--- Quoted text ---

Do I need to report my UK pension on my US tax return?

As a US citizen or Green Card Holder with an employer pension in the UK, you may have to report this as a foreign trust. US owners and beneficiaries of foreign trusts face complicated reporting requirements.

Firstly, to qualify for a UK pension, you must live and work in the UK with a valid National Insurance Number.

When do you have to report your UK pension as a foreign trust?

Let’s begin with when you don’t have to file your UK pension as a Foreign Trust.

For employer-provided pensions, whether you have to report your pension as a foreign trust depends on the contributions between the employee and employer. If the employer contributes more than the employee, there are typically no complicated US tax implications.

All you have to do is report the balance of the employer-provided pension on your FBAR and Form 8938 (Statement of Specified Foreign Financial Assets) if you have a Form 8938 filing requirement.

Because the account is considered a qualified retirement plan for US tax purposes, employee contributions and employer contributions invested in the pension along with growth are US tax-exempt.

What if the employee does contribute more?

When the employee contributes more than the employer, complex US tax compliance typically follows. That is unless the pension is contract-based as opposed to trust-based; see below.

For a UK pension to be considered “employer-funded” the majority of the funds flowing into the pension must be from an employer. When that’s not the case, the pension cannot be considered “employer-funded”.

--- Requirement 1 ---
In the rows, copy out the lines starting with the line that contains "paragraph (116, 218, 676, 296)" and going on through the line that contains "paragraph (116, 788, 676, 840)", replacing "text-line" with "line" and keeping everything else unchanged.
--- Requirement 2 ---
Continue the passage on reporting a UK pension on a US tax return, starting after its final sentence.

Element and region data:

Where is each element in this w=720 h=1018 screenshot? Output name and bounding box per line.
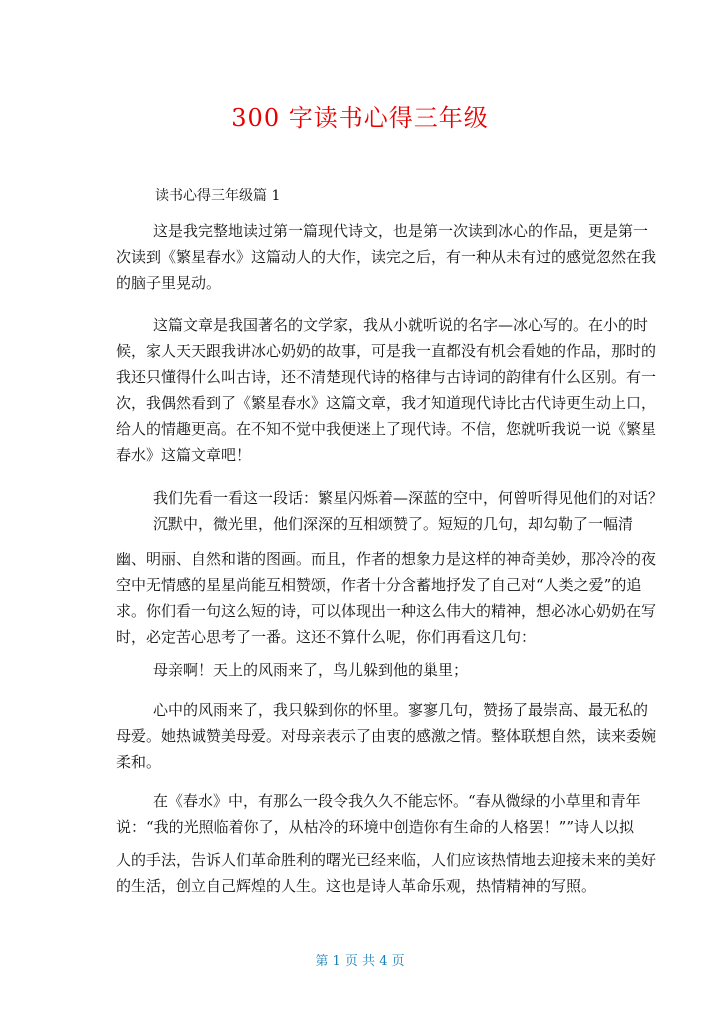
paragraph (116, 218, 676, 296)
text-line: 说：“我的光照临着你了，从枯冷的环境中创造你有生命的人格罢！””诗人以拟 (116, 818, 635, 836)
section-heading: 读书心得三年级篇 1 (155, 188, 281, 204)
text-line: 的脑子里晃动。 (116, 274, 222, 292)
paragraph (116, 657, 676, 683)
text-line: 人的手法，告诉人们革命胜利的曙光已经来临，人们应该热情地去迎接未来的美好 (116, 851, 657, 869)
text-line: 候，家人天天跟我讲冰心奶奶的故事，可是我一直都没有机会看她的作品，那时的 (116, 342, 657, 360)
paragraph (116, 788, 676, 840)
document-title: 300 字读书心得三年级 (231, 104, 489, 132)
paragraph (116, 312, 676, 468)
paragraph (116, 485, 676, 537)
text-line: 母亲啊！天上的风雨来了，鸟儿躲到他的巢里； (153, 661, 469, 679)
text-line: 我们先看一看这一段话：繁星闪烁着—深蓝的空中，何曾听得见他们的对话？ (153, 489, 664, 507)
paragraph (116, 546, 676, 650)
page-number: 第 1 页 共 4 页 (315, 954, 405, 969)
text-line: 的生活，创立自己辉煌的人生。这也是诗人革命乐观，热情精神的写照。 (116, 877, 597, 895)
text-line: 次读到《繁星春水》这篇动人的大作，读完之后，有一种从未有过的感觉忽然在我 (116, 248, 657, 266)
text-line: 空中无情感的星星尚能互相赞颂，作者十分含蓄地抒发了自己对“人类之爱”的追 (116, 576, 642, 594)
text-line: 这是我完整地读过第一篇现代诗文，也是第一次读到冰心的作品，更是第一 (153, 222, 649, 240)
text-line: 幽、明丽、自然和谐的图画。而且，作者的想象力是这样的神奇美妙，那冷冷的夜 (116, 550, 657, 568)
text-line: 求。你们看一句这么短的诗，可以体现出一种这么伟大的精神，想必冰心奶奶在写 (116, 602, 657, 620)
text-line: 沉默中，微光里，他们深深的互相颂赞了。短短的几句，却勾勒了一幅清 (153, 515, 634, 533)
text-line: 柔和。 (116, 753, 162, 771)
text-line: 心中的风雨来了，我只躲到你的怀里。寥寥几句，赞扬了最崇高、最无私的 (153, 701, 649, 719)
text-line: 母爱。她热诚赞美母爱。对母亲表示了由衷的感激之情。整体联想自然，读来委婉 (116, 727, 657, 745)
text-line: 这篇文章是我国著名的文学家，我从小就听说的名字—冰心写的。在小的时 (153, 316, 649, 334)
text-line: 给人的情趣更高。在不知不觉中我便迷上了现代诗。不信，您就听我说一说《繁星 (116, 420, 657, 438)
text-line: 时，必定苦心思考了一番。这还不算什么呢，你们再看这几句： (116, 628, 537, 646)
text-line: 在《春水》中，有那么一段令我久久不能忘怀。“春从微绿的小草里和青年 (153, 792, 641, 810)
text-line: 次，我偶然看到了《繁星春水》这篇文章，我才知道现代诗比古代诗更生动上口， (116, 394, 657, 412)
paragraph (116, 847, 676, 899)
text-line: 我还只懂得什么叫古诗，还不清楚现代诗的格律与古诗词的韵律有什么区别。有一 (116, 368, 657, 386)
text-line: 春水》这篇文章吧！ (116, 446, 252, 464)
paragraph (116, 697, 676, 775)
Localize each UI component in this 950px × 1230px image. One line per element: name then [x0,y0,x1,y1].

--- Task result 1 ---
paragraph (116, 218, 676, 296)
line: 说：“我的光照临着你了，从枯冷的环境中创造你有生命的人格罢！””诗人以拟 (116, 818, 635, 836)
section-heading: 读书心得三年级篇 1 (155, 188, 281, 204)
line: 的脑子里晃动。 (116, 274, 222, 292)
paragraph (116, 657, 676, 683)
line: 人的手法，告诉人们革命胜利的曙光已经来临，人们应该热情地去迎接未来的美好 (116, 851, 657, 869)
line: 候，家人天天跟我讲冰心奶奶的故事，可是我一直都没有机会看她的作品，那时的 (116, 342, 657, 360)
paragraph (116, 788, 676, 840)

--- Task result 2 ---
In such a scenario, the pension will then be considered a Foreign Grantor Trust for US tax purposes and will need to be reported to the IRS on Form 3520 and 3520-A. 

Consider contributions in full, not annually.

When we compare contributions between employees and employers, we look across the life of the pension, not a single year. 

Even if employee contributions were higher in some years, as long as the employer contributed the overall majority since the pension was opened through to the end of the US tax year that’s being filed for, the pension would not need to be filed as a Foreign Grantor Trust. 

Contract-based V’s Trust-based pensions.

If your UK pension is contract-based, your pension will not be considered a Foreign Grantor Trust even when your contributions are higher than your employer’s. This means, Forms 3520 and 3520-A do not need to be filed if your UK pension is contract-based.

Another approach…

Another approach is available because of the US-UK Tax Treaty which is sometimes better for US taxpayers.

Even though reporting contributions, employer contributions, and growth on tax returns, there will most likely be no current-year tax due because Foreign Tax Credits could cover the tax. The benefit comes when money is withdrawn from the pension because it will no longer be subject to US taxation as it’s already reported as income.

If I take the 25% lump sum from my UK pension, will the IRS tax it?

Yes, if you decide to take your 25% lump sum tax free from your UK pension, the IRS will consider the total distribution as taxable income. Read more here

When does a foreign trust become a foreign grantor trust?

As long as the contribution from the employer is higher or equal into the account than personal contributions then you are fine. The Problem occurs when you are putting in more money in than your employer is contributing, making it a Foreign Grantor Trust. In this situation, it would be similar to the treatment of a Self-Invested Pension Plan (SIPP), where you have to file Foreign Grantor Trust Form 3520 and Form 3520-A. Form 3520 reports the existence of the trust and the transactions, while Form 3520-A reports a statement of financial position with a profit and loss statement of the trust.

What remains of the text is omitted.